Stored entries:
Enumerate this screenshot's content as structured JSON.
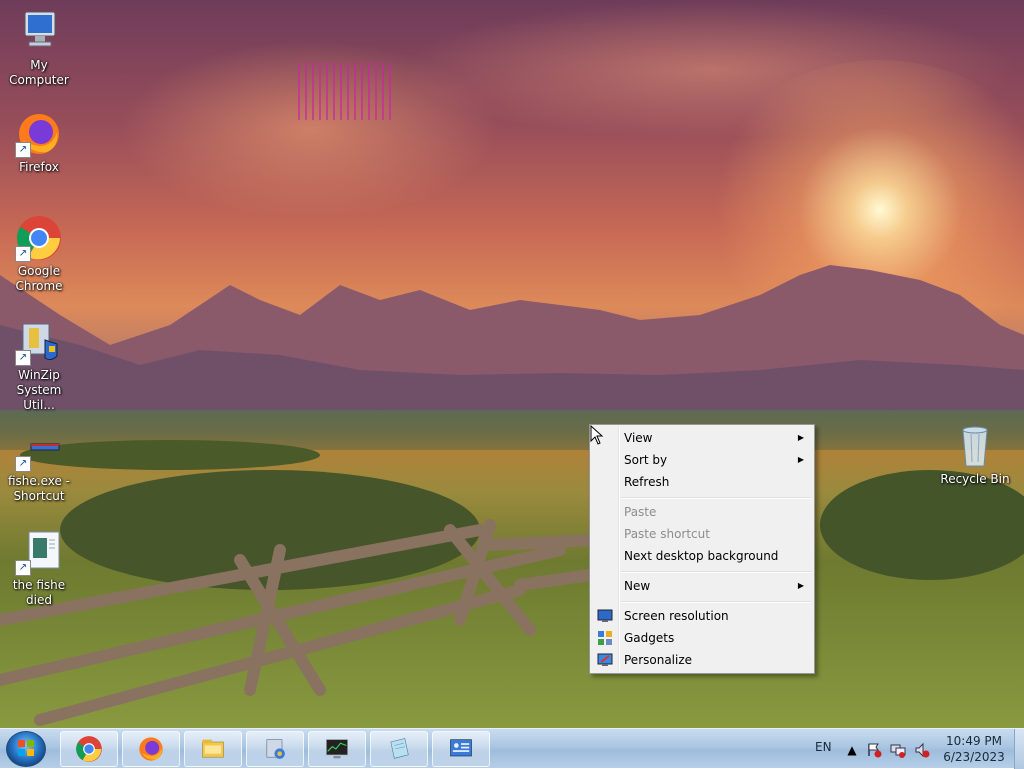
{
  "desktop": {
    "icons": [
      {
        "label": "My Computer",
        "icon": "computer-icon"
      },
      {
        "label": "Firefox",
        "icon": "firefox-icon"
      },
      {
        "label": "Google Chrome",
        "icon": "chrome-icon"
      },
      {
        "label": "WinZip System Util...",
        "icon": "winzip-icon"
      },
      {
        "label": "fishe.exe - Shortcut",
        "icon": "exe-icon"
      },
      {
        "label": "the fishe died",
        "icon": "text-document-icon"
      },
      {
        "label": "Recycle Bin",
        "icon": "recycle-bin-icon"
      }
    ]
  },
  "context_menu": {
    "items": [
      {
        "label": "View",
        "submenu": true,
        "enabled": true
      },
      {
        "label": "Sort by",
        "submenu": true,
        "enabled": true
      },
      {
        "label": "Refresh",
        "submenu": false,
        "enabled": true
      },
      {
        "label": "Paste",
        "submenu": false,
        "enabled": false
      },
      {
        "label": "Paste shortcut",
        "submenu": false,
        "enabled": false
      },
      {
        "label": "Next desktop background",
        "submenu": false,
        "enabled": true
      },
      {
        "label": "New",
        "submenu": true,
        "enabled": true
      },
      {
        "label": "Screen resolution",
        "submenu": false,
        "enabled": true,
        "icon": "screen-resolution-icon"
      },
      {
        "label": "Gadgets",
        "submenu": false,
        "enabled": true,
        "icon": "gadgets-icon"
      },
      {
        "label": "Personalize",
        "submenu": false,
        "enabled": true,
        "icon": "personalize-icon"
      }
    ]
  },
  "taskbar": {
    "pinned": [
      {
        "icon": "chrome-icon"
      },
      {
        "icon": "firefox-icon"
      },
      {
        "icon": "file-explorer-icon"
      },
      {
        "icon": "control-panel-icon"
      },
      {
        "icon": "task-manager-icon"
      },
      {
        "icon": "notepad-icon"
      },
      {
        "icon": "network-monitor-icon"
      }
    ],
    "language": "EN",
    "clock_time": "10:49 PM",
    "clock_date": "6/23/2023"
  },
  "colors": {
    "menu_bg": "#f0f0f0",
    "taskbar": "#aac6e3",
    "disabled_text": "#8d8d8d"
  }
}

--

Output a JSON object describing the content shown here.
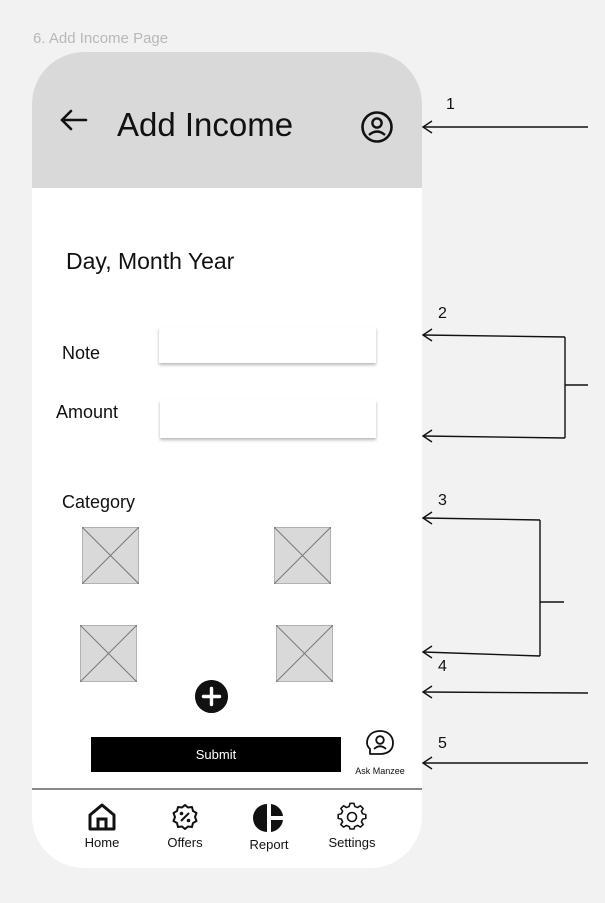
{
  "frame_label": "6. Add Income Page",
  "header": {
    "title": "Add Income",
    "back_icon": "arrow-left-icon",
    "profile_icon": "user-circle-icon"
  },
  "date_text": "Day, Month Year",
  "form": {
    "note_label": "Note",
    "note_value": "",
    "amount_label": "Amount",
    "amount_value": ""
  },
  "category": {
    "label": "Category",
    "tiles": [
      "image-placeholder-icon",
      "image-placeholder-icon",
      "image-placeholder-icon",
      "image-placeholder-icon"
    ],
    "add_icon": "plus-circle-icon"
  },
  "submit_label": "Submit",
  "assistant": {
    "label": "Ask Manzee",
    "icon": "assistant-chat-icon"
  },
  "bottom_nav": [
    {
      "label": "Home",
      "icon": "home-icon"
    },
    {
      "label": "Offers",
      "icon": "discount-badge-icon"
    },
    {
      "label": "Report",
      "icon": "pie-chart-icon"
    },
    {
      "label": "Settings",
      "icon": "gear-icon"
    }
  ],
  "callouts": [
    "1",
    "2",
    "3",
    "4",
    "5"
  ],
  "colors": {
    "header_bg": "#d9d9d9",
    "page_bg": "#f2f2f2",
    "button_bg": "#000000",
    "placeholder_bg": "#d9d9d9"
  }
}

...

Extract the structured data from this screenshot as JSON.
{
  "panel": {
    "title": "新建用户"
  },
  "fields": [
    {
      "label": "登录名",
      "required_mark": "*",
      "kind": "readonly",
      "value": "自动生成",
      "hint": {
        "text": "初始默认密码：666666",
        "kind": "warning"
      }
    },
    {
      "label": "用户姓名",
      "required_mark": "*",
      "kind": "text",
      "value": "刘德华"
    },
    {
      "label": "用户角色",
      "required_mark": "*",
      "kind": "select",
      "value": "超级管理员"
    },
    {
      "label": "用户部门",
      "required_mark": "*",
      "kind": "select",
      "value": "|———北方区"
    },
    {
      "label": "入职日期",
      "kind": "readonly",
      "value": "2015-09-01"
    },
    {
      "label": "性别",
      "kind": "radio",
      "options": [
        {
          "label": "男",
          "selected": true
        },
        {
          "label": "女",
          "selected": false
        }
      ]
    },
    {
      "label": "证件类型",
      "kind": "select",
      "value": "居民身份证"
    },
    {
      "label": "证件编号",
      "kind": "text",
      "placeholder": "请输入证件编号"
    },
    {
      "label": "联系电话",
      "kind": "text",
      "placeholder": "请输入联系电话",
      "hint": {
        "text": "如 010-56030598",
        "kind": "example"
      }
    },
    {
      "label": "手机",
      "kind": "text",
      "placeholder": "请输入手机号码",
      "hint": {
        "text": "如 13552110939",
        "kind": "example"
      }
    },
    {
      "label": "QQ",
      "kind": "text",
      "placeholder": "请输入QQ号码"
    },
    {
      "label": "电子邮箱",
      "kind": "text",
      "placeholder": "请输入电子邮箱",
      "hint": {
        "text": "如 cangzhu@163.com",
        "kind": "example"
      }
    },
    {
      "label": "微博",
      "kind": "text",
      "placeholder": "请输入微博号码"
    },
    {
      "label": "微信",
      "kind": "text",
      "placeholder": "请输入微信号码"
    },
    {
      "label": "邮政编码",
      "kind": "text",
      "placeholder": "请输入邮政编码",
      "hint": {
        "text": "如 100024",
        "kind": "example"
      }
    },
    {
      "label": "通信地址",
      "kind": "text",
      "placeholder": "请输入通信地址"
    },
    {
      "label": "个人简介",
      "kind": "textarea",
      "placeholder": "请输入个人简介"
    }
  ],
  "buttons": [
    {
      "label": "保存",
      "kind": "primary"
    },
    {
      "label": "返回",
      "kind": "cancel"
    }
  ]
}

▶ [Task description]
In the entries above, find every line holding the word "resolution" and copy it out.

▶ [Worked solution]
        "label": "Screen resolution",
        "icon": "screen-resolution-icon"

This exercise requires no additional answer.